### Job
Report every line from the material that contains the word "equipment".

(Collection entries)
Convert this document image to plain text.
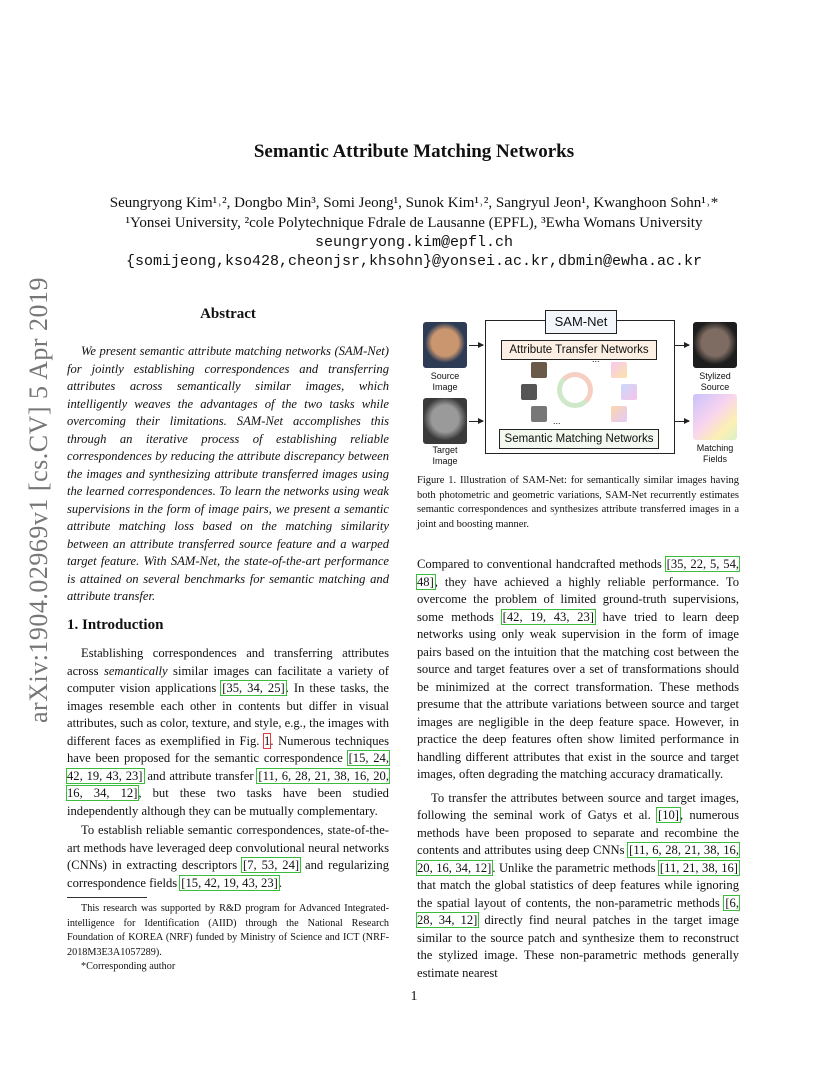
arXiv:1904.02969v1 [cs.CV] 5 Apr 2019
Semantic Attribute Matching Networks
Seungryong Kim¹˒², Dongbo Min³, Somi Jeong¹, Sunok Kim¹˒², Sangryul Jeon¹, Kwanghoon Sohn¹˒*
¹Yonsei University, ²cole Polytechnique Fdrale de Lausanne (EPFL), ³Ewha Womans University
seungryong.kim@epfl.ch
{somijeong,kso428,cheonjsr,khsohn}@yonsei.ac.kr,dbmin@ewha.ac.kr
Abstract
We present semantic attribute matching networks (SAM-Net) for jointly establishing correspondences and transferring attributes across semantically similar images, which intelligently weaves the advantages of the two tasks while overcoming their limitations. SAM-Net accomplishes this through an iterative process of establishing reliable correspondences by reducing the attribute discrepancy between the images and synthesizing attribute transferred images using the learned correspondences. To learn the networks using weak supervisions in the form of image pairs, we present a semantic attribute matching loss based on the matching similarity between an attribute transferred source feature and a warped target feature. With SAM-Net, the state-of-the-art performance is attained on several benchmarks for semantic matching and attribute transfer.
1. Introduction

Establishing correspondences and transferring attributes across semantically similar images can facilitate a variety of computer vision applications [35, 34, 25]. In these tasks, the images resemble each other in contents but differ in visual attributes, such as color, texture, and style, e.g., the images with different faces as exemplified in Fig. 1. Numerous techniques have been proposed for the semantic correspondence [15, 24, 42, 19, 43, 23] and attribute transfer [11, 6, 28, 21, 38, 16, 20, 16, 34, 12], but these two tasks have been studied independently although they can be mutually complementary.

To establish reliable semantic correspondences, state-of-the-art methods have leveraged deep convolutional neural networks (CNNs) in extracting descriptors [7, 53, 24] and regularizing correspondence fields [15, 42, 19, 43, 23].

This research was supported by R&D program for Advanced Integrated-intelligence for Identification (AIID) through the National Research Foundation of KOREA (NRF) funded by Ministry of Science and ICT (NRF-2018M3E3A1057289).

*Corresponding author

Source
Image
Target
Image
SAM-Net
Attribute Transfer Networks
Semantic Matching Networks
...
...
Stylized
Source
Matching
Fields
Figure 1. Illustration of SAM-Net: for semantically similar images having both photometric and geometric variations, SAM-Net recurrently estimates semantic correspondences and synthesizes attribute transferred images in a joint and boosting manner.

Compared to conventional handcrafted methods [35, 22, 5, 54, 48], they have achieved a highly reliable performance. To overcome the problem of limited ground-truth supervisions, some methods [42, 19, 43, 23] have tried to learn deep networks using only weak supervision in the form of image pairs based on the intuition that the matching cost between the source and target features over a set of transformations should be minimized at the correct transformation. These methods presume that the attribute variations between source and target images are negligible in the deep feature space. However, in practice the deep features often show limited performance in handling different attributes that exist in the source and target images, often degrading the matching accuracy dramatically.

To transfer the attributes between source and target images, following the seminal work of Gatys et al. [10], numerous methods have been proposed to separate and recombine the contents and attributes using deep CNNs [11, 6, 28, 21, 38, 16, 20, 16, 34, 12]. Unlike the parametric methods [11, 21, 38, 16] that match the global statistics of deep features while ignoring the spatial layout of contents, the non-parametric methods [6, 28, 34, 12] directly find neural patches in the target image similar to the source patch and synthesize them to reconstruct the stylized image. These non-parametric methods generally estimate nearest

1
* * *
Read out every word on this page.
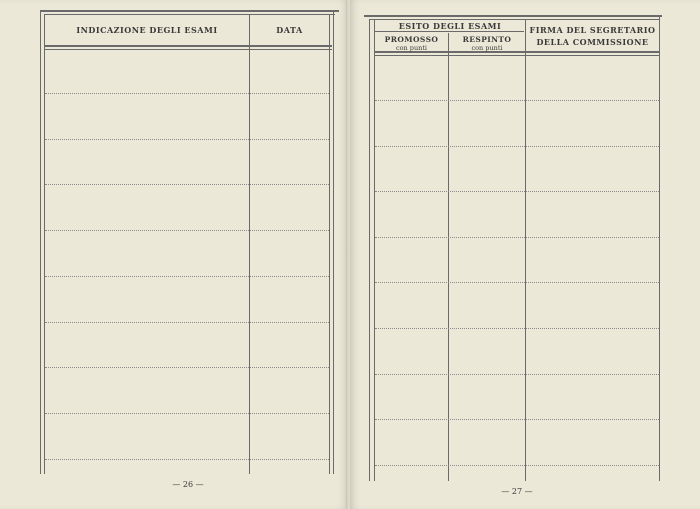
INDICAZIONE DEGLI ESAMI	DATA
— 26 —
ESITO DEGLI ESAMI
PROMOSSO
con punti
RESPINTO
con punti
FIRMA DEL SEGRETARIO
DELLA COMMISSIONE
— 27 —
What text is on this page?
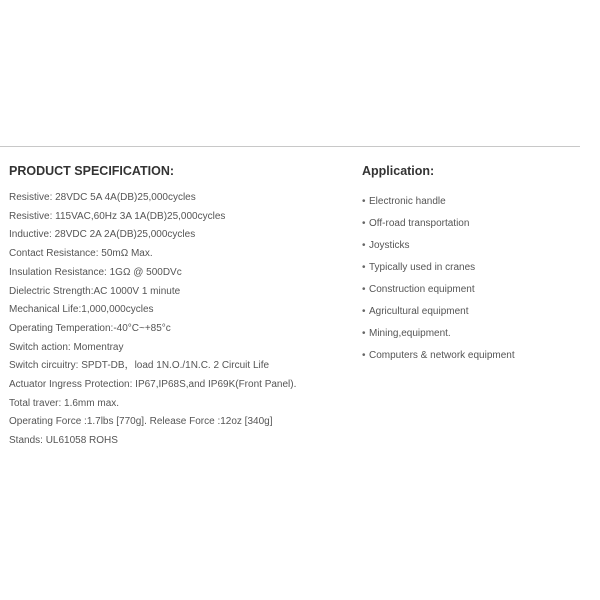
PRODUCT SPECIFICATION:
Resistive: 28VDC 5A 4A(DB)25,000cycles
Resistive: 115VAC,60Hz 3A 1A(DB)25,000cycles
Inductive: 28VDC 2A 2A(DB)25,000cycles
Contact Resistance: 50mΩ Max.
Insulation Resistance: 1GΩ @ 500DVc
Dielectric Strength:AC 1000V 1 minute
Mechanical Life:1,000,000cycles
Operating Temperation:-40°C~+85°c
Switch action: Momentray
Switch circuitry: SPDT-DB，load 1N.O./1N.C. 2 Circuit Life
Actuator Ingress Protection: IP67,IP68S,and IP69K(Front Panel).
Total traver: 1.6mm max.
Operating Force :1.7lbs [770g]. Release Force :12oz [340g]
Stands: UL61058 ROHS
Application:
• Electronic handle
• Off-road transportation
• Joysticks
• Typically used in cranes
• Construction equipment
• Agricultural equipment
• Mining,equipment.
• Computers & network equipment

### Task output
• Construction equipment
• Agricultural equipment
• Mining,equipment.
• Computers & network equipment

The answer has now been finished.